# Problem statement:
Will you output all of the data below exactly, omitting the images?

# Material provided:
──────────────────────────────

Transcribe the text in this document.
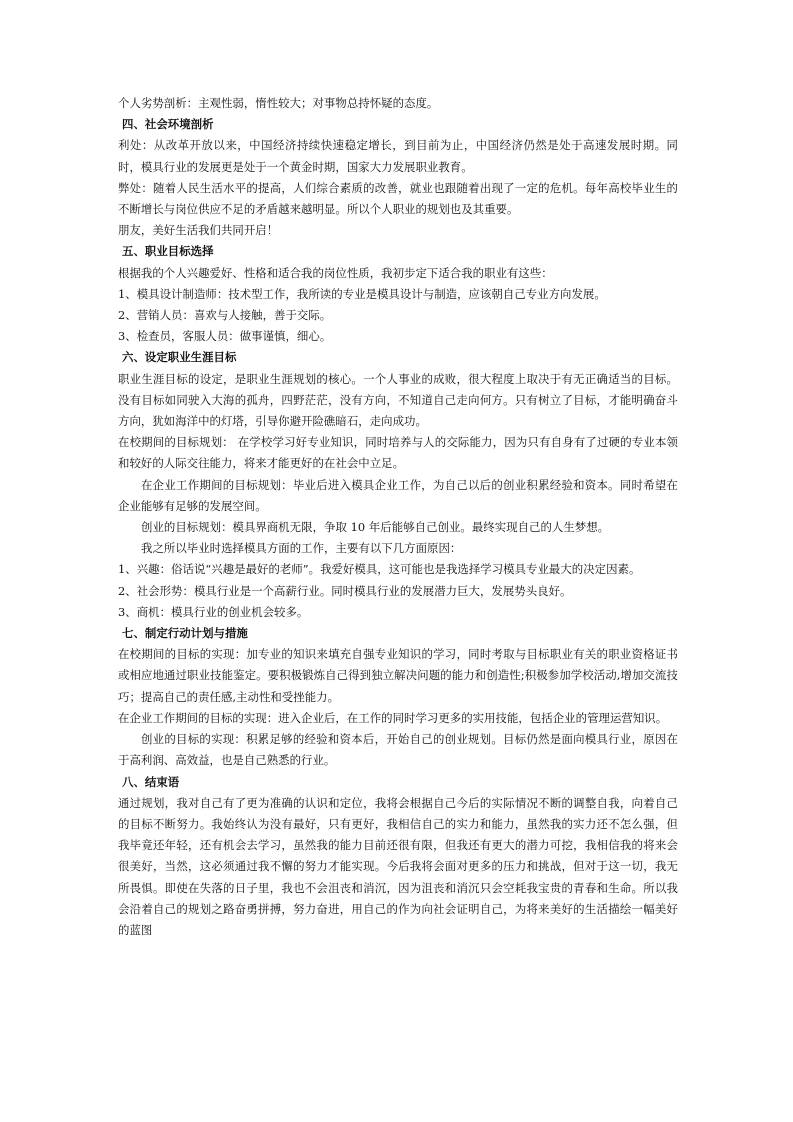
个人劣势剖析：主观性弱，惰性较大；对事物总持怀疑的态度。

四、社会环境剖析

利处：从改革开放以来，中国经济持续快速稳定增长，到目前为止，中国经济仍然是处于高速发展时期。同时，模具行业的发展更是处于一个黄金时期，国家大力发展职业教育。

弊处：随着人民生活水平的提高，人们综合素质的改善，就业也跟随着出现了一定的危机。每年高校毕业生的不断增长与岗位供应不足的矛盾越来越明显。所以个人职业的规划也及其重要。

朋友，美好生活我们共同开启！

五、职业目标选择

根据我的个人兴趣爱好、性格和适合我的岗位性质，我初步定下适合我的职业有这些：

1、模具设计制造师：技术型工作，我所读的专业是模具设计与制造，应该朝自己专业方向发展。

2、营销人员：喜欢与人接触，善于交际。

3、检查员，客服人员：做事谨慎，细心。

六、设定职业生涯目标

职业生涯目标的设定，是职业生涯规划的核心。一个人事业的成败，很大程度上取决于有无正确适当的目标。没有目标如同驶入大海的孤舟，四野茫茫，没有方向，不知道自己走向何方。只有树立了目标，才能明确奋斗方向，犹如海洋中的灯塔，引导你避开险礁暗石，走向成功。

在校期间的目标规划： 在学校学习好专业知识，同时培养与人的交际能力，因为只有自身有了过硬的专业本领和较好的人际交往能力，将来才能更好的在社会中立足。

在企业工作期间的目标规划：毕业后进入模具企业工作，为自己以后的创业积累经验和资本。同时希望在企业能够有足够的发展空间。

创业的目标规划：模具界商机无限，争取 10 年后能够自己创业。最终实现自己的人生梦想。

我之所以毕业时选择模具方面的工作，主要有以下几方面原因：

1、兴趣：俗话说“兴趣是最好的老师”。我爱好模具，这可能也是我选择学习模具专业最大的决定因素。

2、社会形势：模具行业是一个高薪行业。同时模具行业的发展潜力巨大，发展势头良好。

3、商机：模具行业的创业机会较多。

七、制定行动计划与措施

在校期间的目标的实现：加专业的知识来填充自强专业知识的学习，同时考取与目标职业有关的职业资格证书或相应地通过职业技能鉴定。要积极锻炼自己得到独立解决问题的能力和创造性;积极参加学校活动,增加交流技巧；提高自己的责任感,主动性和受挫能力。

在企业工作期间的目标的实现：进入企业后，在工作的同时学习更多的实用技能，包括企业的管理运营知识。

创业的目标的实现：积累足够的经验和资本后，开始自己的创业规划。目标仍然是面向模具行业，原因在于高利润、高效益，也是自己熟悉的行业。

八、结束语

通过规划，我对自己有了更为准确的认识和定位，我将会根据自己今后的实际情况不断的调整自我，向着自己的目标不断努力。我始终认为没有最好，只有更好，我相信自己的实力和能力，虽然我的实力还不怎么强，但我毕竟还年轻，还有机会去学习，虽然我的能力目前还很有限，但我还有更大的潜力可挖，我相信我的将来会很美好，当然，这必须通过我不懈的努力才能实现。今后我将会面对更多的压力和挑战，但对于这一切，我无所畏惧。即使在失落的日子里，我也不会沮丧和消沉，因为沮丧和消沉只会空耗我宝贵的青春和生命。所以我会沿着自己的规划之路奋勇拼搏，努力奋进，用自己的作为向社会证明自己，为将来美好的生活描绘一幅美好的蓝图
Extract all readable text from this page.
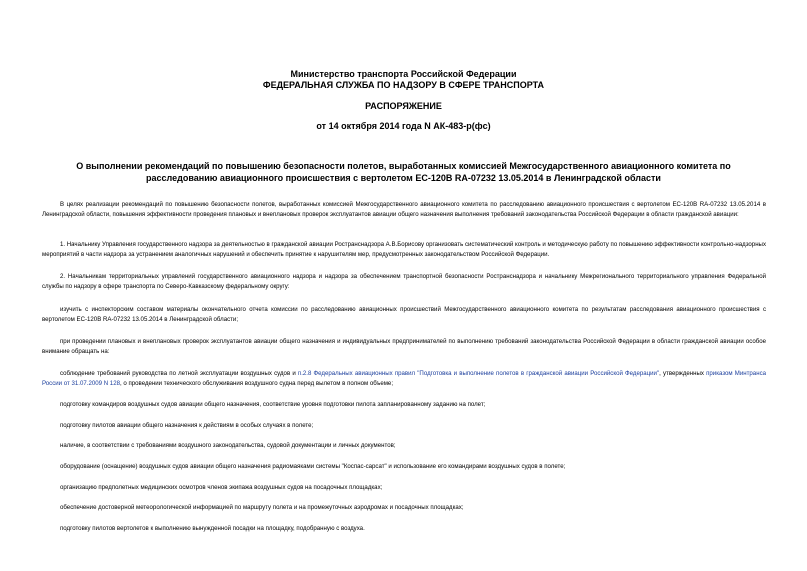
Министерство транспорта Российской Федерации
ФЕДЕРАЛЬНАЯ СЛУЖБА ПО НАДЗОРУ В СФЕРЕ ТРАНСПОРТА
РАСПОРЯЖЕНИЕ
от 14 октября 2014 года N АК-483-р(фс)
О выполнении рекомендаций по повышению безопасности полетов, выработанных комиссией Межгосударственного авиационного комитета по расследованию авиационного происшествия с вертолетом ЕС-120В RA-07232 13.05.2014 в Ленинградской области

В целях реализации рекомендаций по повышению безопасности полетов, выработанных комиссией Межгосударственного авиационного комитета по расследованию авиационного происшествия с вертолетом ЕС-120В RA-07232 13.05.2014 в Ленинградской области, повышения эффективности проведения плановых и внеплановых проверок эксплуатантов авиации общего назначения выполнения требований законодательства Российской Федерации в области гражданской авиации:

1. Начальнику Управления государственного надзора за деятельностью в гражданской авиации Ространснадзора А.В.Борисову организовать систематический контроль и методическую работу по повышению эффективности контрольно-надзорных мероприятий в части надзора за устранением аналогичных нарушений и обеспечить принятие к нарушителям мер, предусмотренных законодательством Российской Федерации.

2. Начальникам территориальных управлений государственного авиационного надзора и надзора за обеспечением транспортной безопасности Ространснадзора и начальнику Межрегионального территориального управления Федеральной службы по надзору в сфере транспорта по Северо-Кавказскому федеральному округу:

изучить с инспекторским составом материалы окончательного отчета комиссии по расследованию авиационных происшествий Межгосударственного авиационного комитета по результатам расследования авиационного происшествия с вертолетом ЕС-120В RA-07232 13.05.2014 в Ленинградской области;

при проведении плановых и внеплановых проверок эксплуатантов авиации общего назначения и индивидуальных предпринимателей по выполнению требований законодательства Российской Федерации в области гражданской авиации особое внимание обращать на:

соблюдение требований руководства по летной эксплуатации воздушных судов и п.2.8 Федеральных авиационных правил "Подготовка и выполнение полетов в гражданской авиации Российской Федерации", утвержденных приказом Минтранса России от 31.07.2009 N 128, о проведении технического обслуживания воздушного судна перед вылетом в полном объеме;

подготовку командиров воздушных судов авиации общего назначения, соответствие уровня подготовки пилота запланированному заданию на полет;

подготовку пилотов авиации общего назначения к действиям в особых случаях в полете;

наличие, в соответствии с требованиями воздушного законодательства, судовой документации и личных документов;

оборудование (оснащение) воздушных судов авиации общего назначения радиомаяками системы "Коспас-сарсат" и использование его командирами воздушных судов в полете;

организацию предполетных медицинских осмотров членов экипажа воздушных судов на посадочных площадках;

обеспечение достоверной метеорологической информацией по маршруту полета и на промежуточных аэродромах и посадочных площадках;

подготовку пилотов вертолетов к выполнению вынужденной посадки на площадку, подобранную с воздуха.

──────────────────────────────

# Answer:
Transcribe the text in this document.
个人劣势剖析：主观性弱，惰性较大；对事物总持怀疑的态度。

四、社会环境剖析

利处：从改革开放以来，中国经济持续快速稳定增长，到目前为止，中国经济仍然是处于高速发展时期。同时，模具行业的发展更是处于一个黄金时期，国家大力发展职业教育。

弊处：随着人民生活水平的提高，人们综合素质的改善，就业也跟随着出现了一定的危机。每年高校毕业生的不断增长与岗位供应不足的矛盾越来越明显。所以个人职业的规划也及其重要。

朋友，美好生活我们共同开启！

五、职业目标选择

根据我的个人兴趣爱好、性格和适合我的岗位性质，我初步定下适合我的职业有这些：

1、模具设计制造师：技术型工作，我所读的专业是模具设计与制造，应该朝自己专业方向发展。

2、营销人员：喜欢与人接触，善于交际。

3、检查员，客服人员：做事谨慎，细心。

六、设定职业生涯目标

职业生涯目标的设定，是职业生涯规划的核心。一个人事业的成败，很大程度上取决于有无正确适当的目标。没有目标如同驶入大海的孤舟，四野茫茫，没有方向，不知道自己走向何方。只有树立了目标，才能明确奋斗方向，犹如海洋中的灯塔，引导你避开险礁暗石，走向成功。

在校期间的目标规划： 在学校学习好专业知识，同时培养与人的交际能力，因为只有自身有了过硬的专业本领和较好的人际交往能力，将来才能更好的在社会中立足。

在企业工作期间的目标规划：毕业后进入模具企业工作，为自己以后的创业积累经验和资本。同时希望在企业能够有足够的发展空间。

创业的目标规划：模具界商机无限，争取 10 年后能够自己创业。最终实现自己的人生梦想。

我之所以毕业时选择模具方面的工作，主要有以下几方面原因：

1、兴趣：俗话说“兴趣是最好的老师”。我爱好模具，这可能也是我选择学习模具专业最大的决定因素。

2、社会形势：模具行业是一个高薪行业。同时模具行业的发展潜力巨大，发展势头良好。

3、商机：模具行业的创业机会较多。

七、制定行动计划与措施

在校期间的目标的实现：加专业的知识来填充自强专业知识的学习，同时考取与目标职业有关的职业资格证书或相应地通过职业技能鉴定。要积极锻炼自己得到独立解决问题的能力和创造性;积极参加学校活动,增加交流技巧；提高自己的责任感,主动性和受挫能力。

在企业工作期间的目标的实现：进入企业后，在工作的同时学习更多的实用技能，包括企业的管理运营知识。

创业的目标的实现：积累足够的经验和资本后，开始自己的创业规划。目标仍然是面向模具行业，原因在于高利润、高效益，也是自己熟悉的行业。

八、结束语

通过规划，我对自己有了更为准确的认识和定位，我将会根据自己今后的实际情况不断的调整自我，向着自己的目标不断努力。我始终认为没有最好，只有更好，我相信自己的实力和能力，虽然我的实力还不怎么强，但我毕竟还年轻，还有机会去学习，虽然我的能力目前还很有限，但我还有更大的潜力可挖，我相信我的将来会很美好，当然，这必须通过我不懈的努力才能实现。今后我将会面对更多的压力和挑战，但对于这一切，我无所畏惧。即使在失落的日子里，我也不会沮丧和消沉，因为沮丧和消沉只会空耗我宝贵的青春和生命。所以我会沿着自己的规划之路奋勇拼搏，努力奋进，用自己的作为向社会证明自己，为将来美好的生活描绘一幅美好的蓝图
Extract all readable text from this page.
Министерство транспорта Российской Федерации
ФЕДЕРАЛЬНАЯ СЛУЖБА ПО НАДЗОРУ В СФЕРЕ ТРАНСПОРТА
РАСПОРЯЖЕНИЕ
от 14 октября 2014 года N АК-483-р(фс)
О выполнении рекомендаций по повышению безопасности полетов, выработанных комиссией Межгосударственного авиационного комитета по расследованию авиационного происшествия с вертолетом ЕС-120В RA-07232 13.05.2014 в Ленинградской области

В целях реализации рекомендаций по повышению безопасности полетов, выработанных комиссией Межгосударственного авиационного комитета по расследованию авиационного происшествия с вертолетом ЕС-120В RA-07232 13.05.2014 в Ленинградской области, повышения эффективности проведения плановых и внеплановых проверок эксплуатантов авиации общего назначения выполнения требований законодательства Российской Федерации в области гражданской авиации:

1. Начальнику Управления государственного надзора за деятельностью в гражданской авиации Ространснадзора А.В.Борисову организовать систематический контроль и методическую работу по повышению эффективности контрольно-надзорных мероприятий в части надзора за устранением аналогичных нарушений и обеспечить принятие к нарушителям мер, предусмотренных законодательством Российской Федерации.

2. Начальникам территориальных управлений государственного авиационного надзора и надзора за обеспечением транспортной безопасности Ространснадзора и начальнику Межрегионального территориального управления Федеральной службы по надзору в сфере транспорта по Северо-Кавказскому федеральному округу:

изучить с инспекторским составом материалы окончательного отчета комиссии по расследованию авиационных происшествий Межгосударственного авиационного комитета по результатам расследования авиационного происшествия с вертолетом ЕС-120В RA-07232 13.05.2014 в Ленинградской области;

при проведении плановых и внеплановых проверок эксплуатантов авиации общего назначения и индивидуальных предпринимателей по выполнению требований законодательства Российской Федерации в области гражданской авиации особое внимание обращать на:

соблюдение требований руководства по летной эксплуатации воздушных судов и п.2.8 Федеральных авиационных правил "Подготовка и выполнение полетов в гражданской авиации Российской Федерации", утвержденных приказом Минтранса России от 31.07.2009 N 128, о проведении технического обслуживания воздушного судна перед вылетом в полном объеме;

подготовку командиров воздушных судов авиации общего назначения, соответствие уровня подготовки пилота запланированному заданию на полет;

подготовку пилотов авиации общего назначения к действиям в особых случаях в полете;

наличие, в соответствии с требованиями воздушного законодательства, судовой документации и личных документов;

оборудование (оснащение) воздушных судов авиации общего назначения радиомаяками системы "Коспас-сарсат" и использование его командирами воздушных судов в полете;

организацию предполетных медицинских осмотров членов экипажа воздушных судов на посадочных площадках;

обеспечение достоверной метеорологической информацией по маршруту полета и на промежуточных аэродромах и посадочных площадках;

подготовку пилотов вертолетов к выполнению вынужденной посадки на площадку, подобранную с воздуха.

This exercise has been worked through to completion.